## Extracted information
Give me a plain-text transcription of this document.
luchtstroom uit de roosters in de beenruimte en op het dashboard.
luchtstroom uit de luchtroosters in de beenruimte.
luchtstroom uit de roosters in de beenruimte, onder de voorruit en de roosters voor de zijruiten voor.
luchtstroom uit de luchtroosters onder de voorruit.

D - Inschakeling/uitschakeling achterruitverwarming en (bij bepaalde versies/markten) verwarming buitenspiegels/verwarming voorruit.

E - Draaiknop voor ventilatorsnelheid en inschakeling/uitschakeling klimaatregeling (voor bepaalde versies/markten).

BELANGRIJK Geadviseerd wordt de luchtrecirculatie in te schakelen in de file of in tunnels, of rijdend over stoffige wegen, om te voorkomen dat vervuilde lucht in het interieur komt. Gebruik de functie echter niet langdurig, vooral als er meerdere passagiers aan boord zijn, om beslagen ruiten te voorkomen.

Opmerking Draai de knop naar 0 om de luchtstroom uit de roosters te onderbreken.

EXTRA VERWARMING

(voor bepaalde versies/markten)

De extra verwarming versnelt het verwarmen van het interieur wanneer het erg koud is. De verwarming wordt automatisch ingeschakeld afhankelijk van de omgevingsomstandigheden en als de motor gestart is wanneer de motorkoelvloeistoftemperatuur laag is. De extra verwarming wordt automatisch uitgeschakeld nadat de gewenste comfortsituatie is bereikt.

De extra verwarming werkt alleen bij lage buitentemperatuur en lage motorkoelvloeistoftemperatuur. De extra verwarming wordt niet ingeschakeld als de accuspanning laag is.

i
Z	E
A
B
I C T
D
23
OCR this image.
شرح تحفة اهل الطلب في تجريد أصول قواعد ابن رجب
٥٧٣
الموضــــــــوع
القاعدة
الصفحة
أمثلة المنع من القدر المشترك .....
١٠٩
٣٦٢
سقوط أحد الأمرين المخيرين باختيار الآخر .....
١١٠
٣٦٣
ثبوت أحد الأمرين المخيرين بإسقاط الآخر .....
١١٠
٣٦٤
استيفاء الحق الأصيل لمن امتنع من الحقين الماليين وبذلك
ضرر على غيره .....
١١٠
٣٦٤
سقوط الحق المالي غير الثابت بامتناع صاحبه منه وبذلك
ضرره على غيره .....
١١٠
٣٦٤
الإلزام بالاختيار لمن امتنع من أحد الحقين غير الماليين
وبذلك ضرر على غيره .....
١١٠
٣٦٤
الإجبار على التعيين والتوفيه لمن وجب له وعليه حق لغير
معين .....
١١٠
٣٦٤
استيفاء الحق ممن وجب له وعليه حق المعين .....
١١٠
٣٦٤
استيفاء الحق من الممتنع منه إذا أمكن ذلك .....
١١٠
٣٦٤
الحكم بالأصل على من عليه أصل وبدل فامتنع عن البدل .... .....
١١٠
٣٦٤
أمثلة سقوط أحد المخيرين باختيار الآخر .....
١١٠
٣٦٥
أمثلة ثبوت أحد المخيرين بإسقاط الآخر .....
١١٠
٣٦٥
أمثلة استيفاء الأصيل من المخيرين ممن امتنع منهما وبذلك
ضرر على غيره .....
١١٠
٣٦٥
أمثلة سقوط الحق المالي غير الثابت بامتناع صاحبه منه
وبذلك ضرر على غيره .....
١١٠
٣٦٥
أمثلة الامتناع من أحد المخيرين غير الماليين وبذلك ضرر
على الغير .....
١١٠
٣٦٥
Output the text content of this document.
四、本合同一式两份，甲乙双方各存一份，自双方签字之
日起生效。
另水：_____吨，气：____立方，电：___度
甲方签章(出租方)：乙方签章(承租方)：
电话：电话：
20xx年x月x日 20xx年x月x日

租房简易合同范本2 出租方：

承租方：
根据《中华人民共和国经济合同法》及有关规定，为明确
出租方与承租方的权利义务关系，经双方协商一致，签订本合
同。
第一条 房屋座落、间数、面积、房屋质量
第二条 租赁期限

## Problem
Scan the records above for the string "وبذلك", then report every line that contains it.

## Task response
استيفاء الحق الأصيل لمن امتنع من الحقين الماليين وبذلك
سقوط الحق المالي غير الثابت بامتناع صاحبه منه وبذلك
وبذلك ضرر على غيره .....
أمثلة استيفاء الأصيل من المخيرين ممن امتنع منهما وبذلك
وبذلك ضرر على غيره .....
أمثلة الامتناع من أحد المخيرين غير الماليين وبذلك ضرر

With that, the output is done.